Take every line from the material that has the word "this" in it.
═════ Material shown ═════
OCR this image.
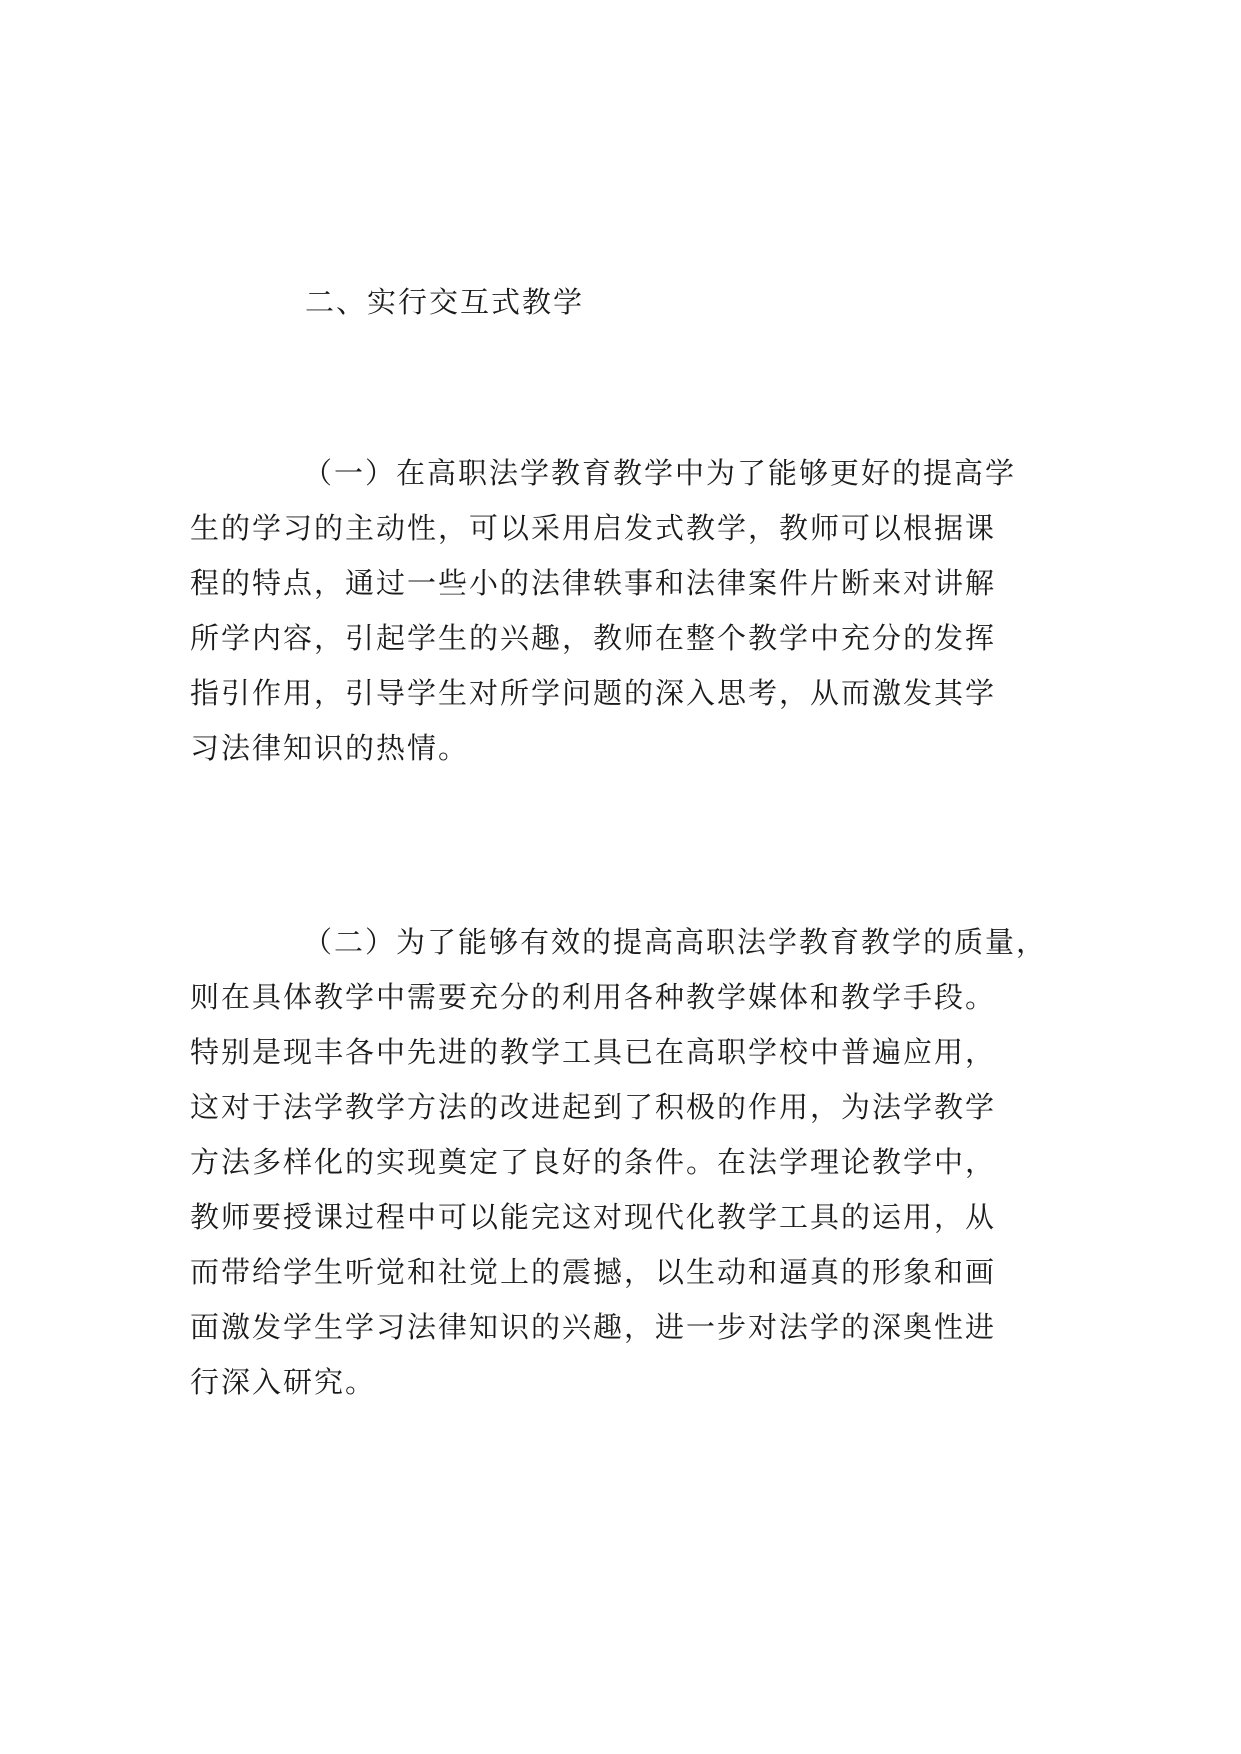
二、实行交互式教学
（一）在高职法学教育教学中为了能够更好的提高学
生的学习的主动性，可以采用启发式教学，教师可以根据课
程的特点，通过一些小的法律轶事和法律案件片断来对讲解
所学内容，引起学生的兴趣，教师在整个教学中充分的发挥
指引作用，引导学生对所学问题的深入思考，从而激发其学
习法律知识的热情。
（二）为了能够有效的提高高职法学教育教学的质量，
则在具体教学中需要充分的利用各种教学媒体和教学手段。
特别是现丰各中先进的教学工具已在高职学校中普遍应用，
这对于法学教学方法的改进起到了积极的作用，为法学教学
方法多样化的实现奠定了良好的条件。在法学理论教学中，
教师要授课过程中可以能完这对现代化教学工具的运用，从
而带给学生听觉和社觉上的震撼，以生动和逼真的形象和画
面激发学生学习法律知识的兴趣，进一步对法学的深奥性进
行深入研究。
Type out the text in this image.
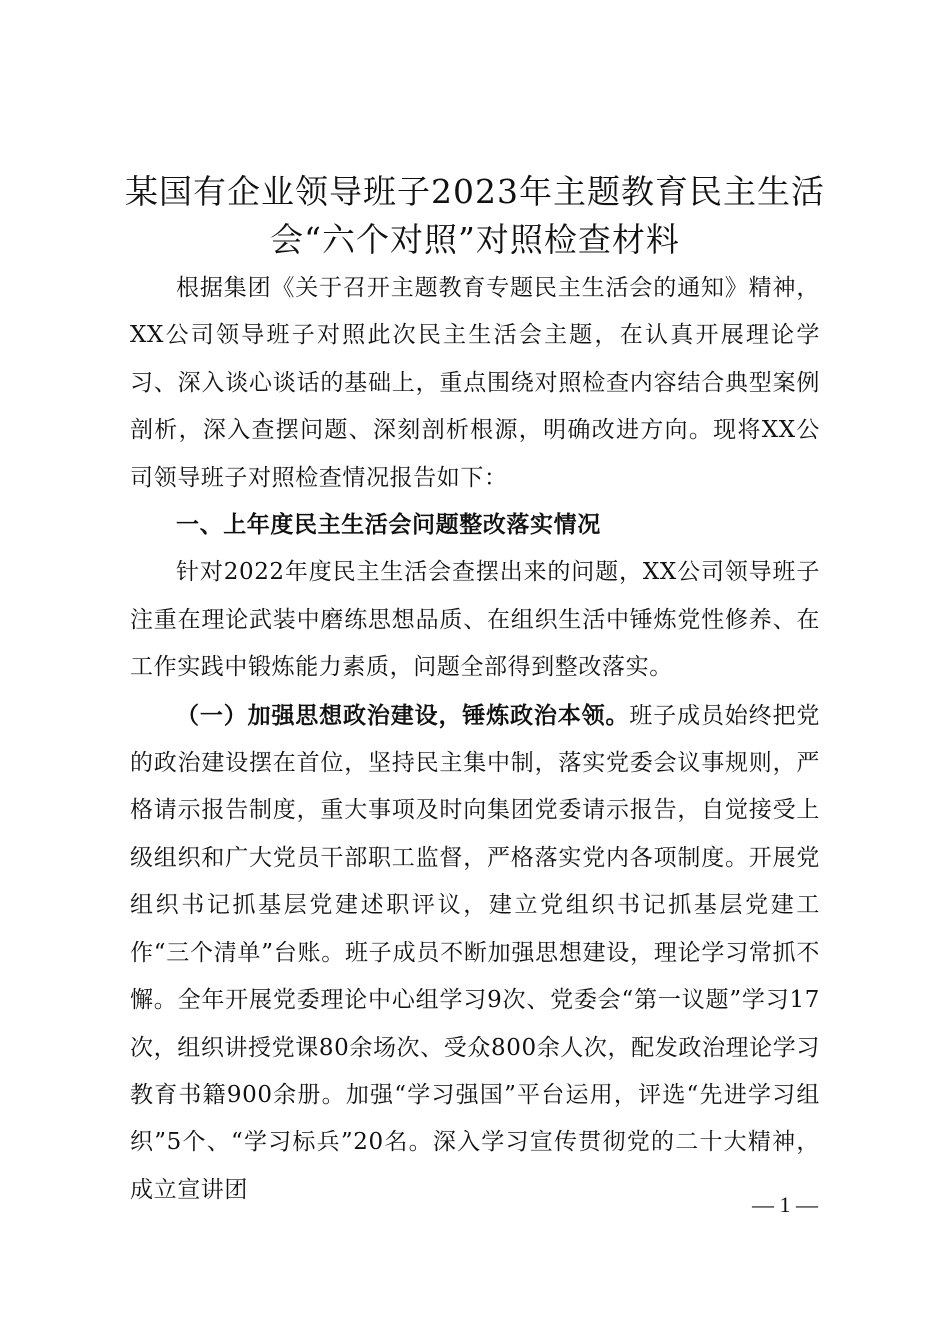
某国有企业领导班子2023年主题教育民主生活会“六个对照”对照检查材料

根据集团《关于召开主题教育专题民主生活会的通知》精神，XX公司领导班子对照此次民主生活会主题，在认真开展理论学习、深入谈心谈话的基础上，重点围绕对照检查内容结合典型案例剖析，深入查摆问题、深刻剖析根源，明确改进方向。现将XX公司领导班子对照检查情况报告如下：

一、上年度民主生活会问题整改落实情况

针对2022年度民主生活会查摆出来的问题，XX公司领导班子注重在理论武装中磨练思想品质、在组织生活中锤炼党性修养、在工作实践中锻炼能力素质，问题全部得到整改落实。

（一）加强思想政治建设，锤炼政治本领。班子成员始终把党的政治建设摆在首位，坚持民主集中制，落实党委会议事规则，严格请示报告制度，重大事项及时向集团党委请示报告，自觉接受上级组织和广大党员干部职工监督，严格落实党内各项制度。开展党组织书记抓基层党建述职评议，建立党组织书记抓基层党建工作“三个清单”台账。班子成员不断加强思想建设，理论学习常抓不懈。全年开展党委理论中心组学习9次、党委会“第一议题”学习17次，组织讲授党课80余场次、受众800余人次，配发政治理论学习教育书籍900余册。加强“学习强国”平台运用，评选“先进学习组织”5个、“学习标兵”20名。深入学习宣传贯彻党的二十大精神，成立宣讲团

— 1 —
═════
▸ **Final result**:
OCR this image.
Type out the text in this image.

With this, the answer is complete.